WHAT TO DO
Will you write out the data exactly, excluding every picture?

SOURCE RECORDS
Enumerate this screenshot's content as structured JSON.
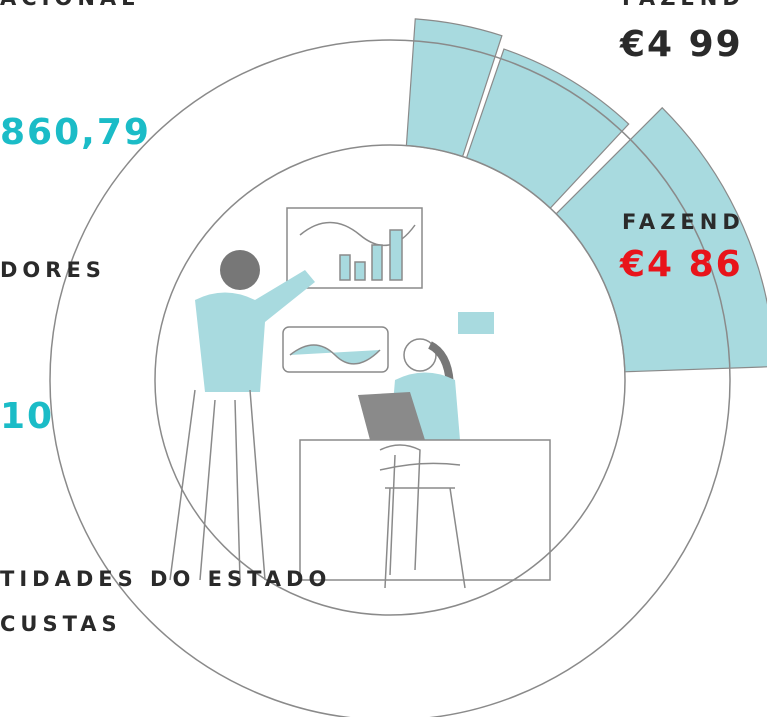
{
  "labels": {
    "top_left": "ACIONAL",
    "left_value_1": "860,79",
    "left_label_2": "DORES",
    "left_value_2": "10",
    "bottom_label_line_1": "TIDADES DO ESTADO",
    "bottom_label_line_2": "CUSTAS",
    "right_label_1": "FAZEND",
    "right_value_1": "€4 99",
    "right_label_2": "FAZEND",
    "right_value_2": "€4 86"
  }
}
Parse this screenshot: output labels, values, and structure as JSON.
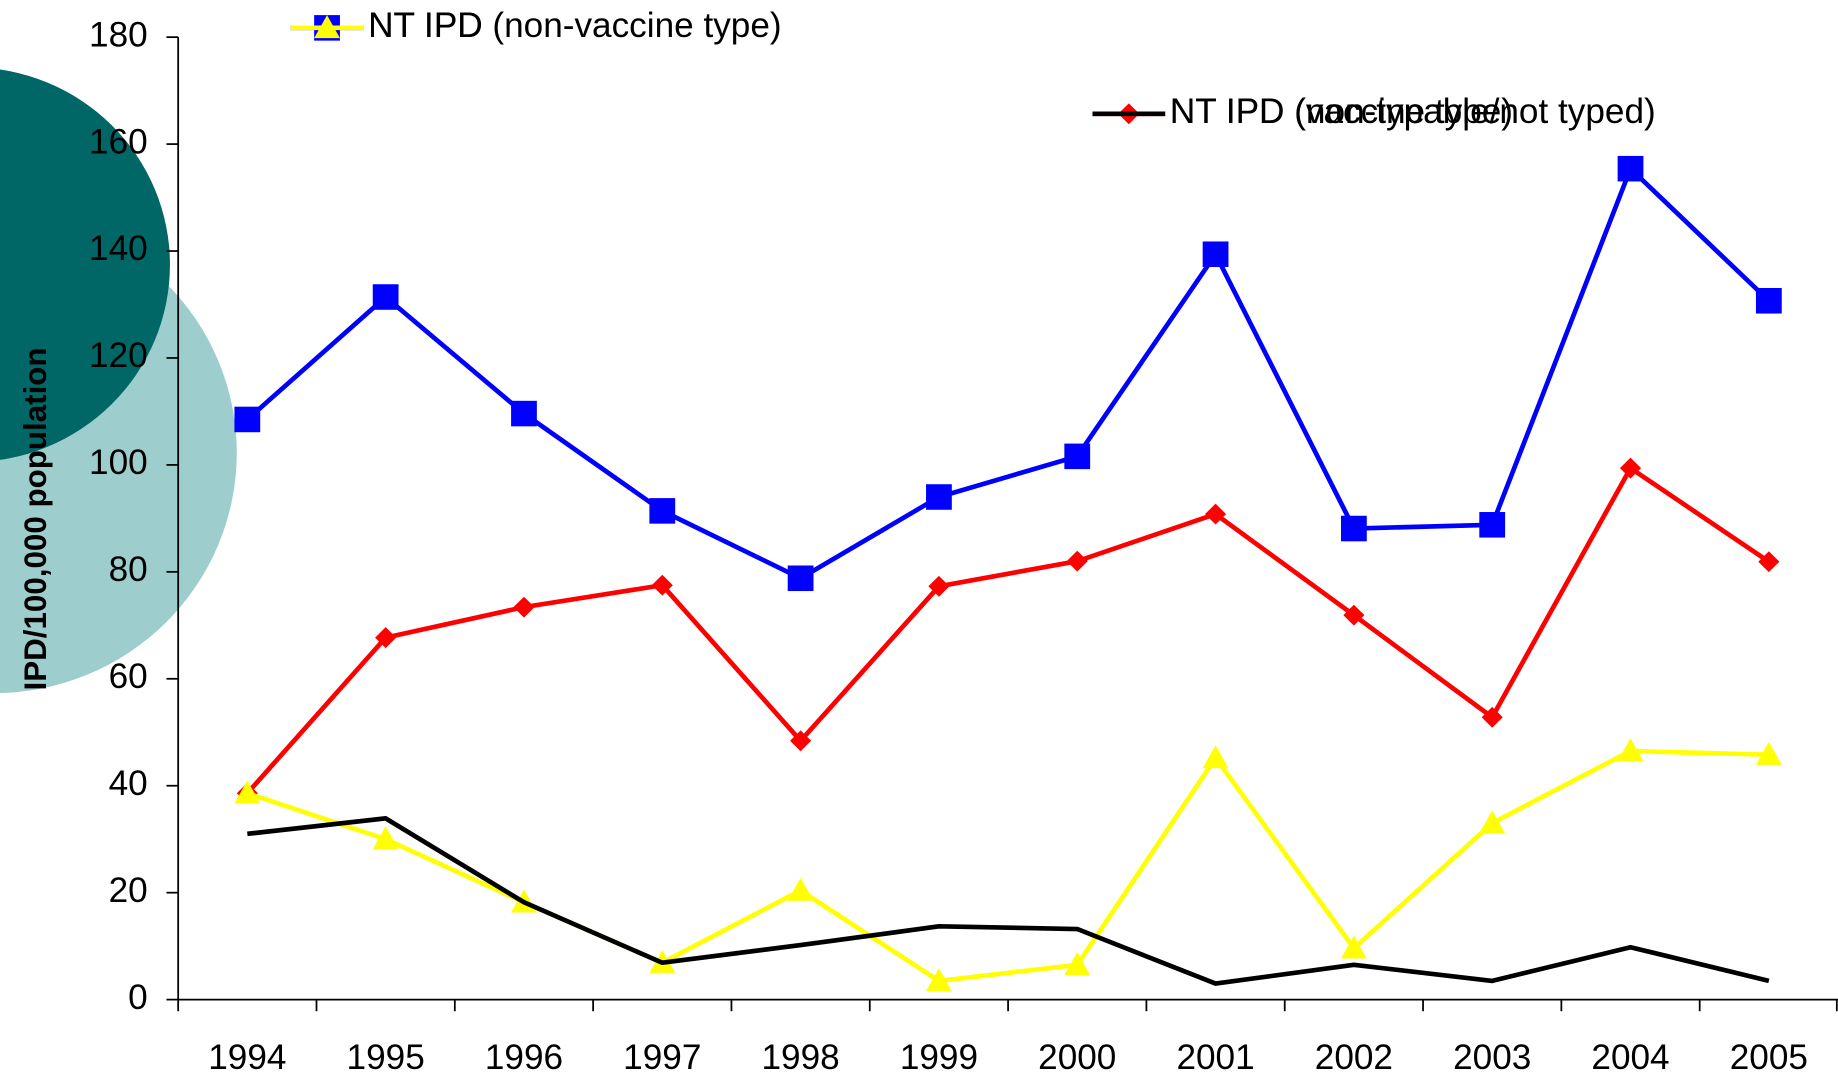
{
  "chart_data": {
    "type": "line",
    "y_label": "IPD/100,000 population",
    "categories": [
      "1994",
      "1995",
      "1996",
      "1997",
      "1998",
      "1999",
      "2000",
      "2001",
      "2002",
      "2003",
      "2004",
      "2005"
    ],
    "series": [
      {
        "name": "NT IPD",
        "color": "#0000ff",
        "marker": "square",
        "values": [
          108.5,
          131.4,
          109.6,
          91.4,
          78.8,
          94,
          101.6,
          139.4,
          88.1,
          88.8,
          155.4,
          130.7
        ]
      },
      {
        "name": "NT IPD (vaccine type)",
        "color": "#ff0000",
        "marker": "diamond",
        "values": [
          38.6,
          67.7,
          73.4,
          77.5,
          48.4,
          77.3,
          82,
          90.8,
          71.9,
          52.8,
          99.4,
          81.9
        ]
      },
      {
        "name": "NT IPD (non-vaccine type)",
        "color": "#ffff00",
        "marker": "triangle",
        "values": [
          38.6,
          30,
          18.2,
          6.9,
          20.4,
          3.5,
          6.5,
          45.2,
          9.6,
          33,
          46.5,
          45.8
        ]
      },
      {
        "name": "NT IPD (non-typable/not typed)",
        "color": "#000000",
        "marker": "none",
        "values": [
          31,
          33.9,
          18.2,
          6.9,
          10.2,
          13.7,
          13.2,
          3,
          6.5,
          3.5,
          9.8,
          3.5
        ]
      }
    ],
    "ylim": [
      0,
      180
    ],
    "yticks": [
      0,
      20,
      40,
      60,
      80,
      100,
      120,
      140,
      160,
      180
    ]
  }
}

ANSWER TO THIS EXERCISE
Enumerate this screenshot's content as structured JSON.
{
  "labels": {
    "top_left": "ACIONAL",
    "left_value_1": "860,79",
    "left_label_2": "DORES",
    "left_value_2": "10",
    "bottom_label_line_1": "TIDADES DO ESTADO",
    "bottom_label_line_2": "CUSTAS",
    "right_label_1": "FAZEND",
    "right_value_1": "€4 99",
    "right_label_2": "FAZEND",
    "right_value_2": "€4 86"
  }
}
Parse this screenshot: output labels, values, and structure as JSON.
{
  "chart_data": {
    "type": "line",
    "y_label": "IPD/100,000 population",
    "categories": [
      "1994",
      "1995",
      "1996",
      "1997",
      "1998",
      "1999",
      "2000",
      "2001",
      "2002",
      "2003",
      "2004",
      "2005"
    ],
    "series": [
      {
        "name": "NT IPD",
        "color": "#0000ff",
        "marker": "square",
        "values": [
          108.5,
          131.4,
          109.6,
          91.4,
          78.8,
          94,
          101.6,
          139.4,
          88.1,
          88.8,
          155.4,
          130.7
        ]
      },
      {
        "name": "NT IPD (vaccine type)",
        "color": "#ff0000",
        "marker": "diamond",
        "values": [
          38.6,
          67.7,
          73.4,
          77.5,
          48.4,
          77.3,
          82,
          90.8,
          71.9,
          52.8,
          99.4,
          81.9
        ]
      },
      {
        "name": "NT IPD (non-vaccine type)",
        "color": "#ffff00",
        "marker": "triangle",
        "values": [
          38.6,
          30,
          18.2,
          6.9,
          20.4,
          3.5,
          6.5,
          45.2,
          9.6,
          33,
          46.5,
          45.8
        ]
      },
      {
        "name": "NT IPD (non-typable/not typed)",
        "color": "#000000",
        "marker": "none",
        "values": [
          31,
          33.9,
          18.2,
          6.9,
          10.2,
          13.7,
          13.2,
          3,
          6.5,
          3.5,
          9.8,
          3.5
        ]
      }
    ],
    "ylim": [
      0,
      180
    ],
    "yticks": [
      0,
      20,
      40,
      60,
      80,
      100,
      120,
      140,
      160,
      180
    ]
  }
}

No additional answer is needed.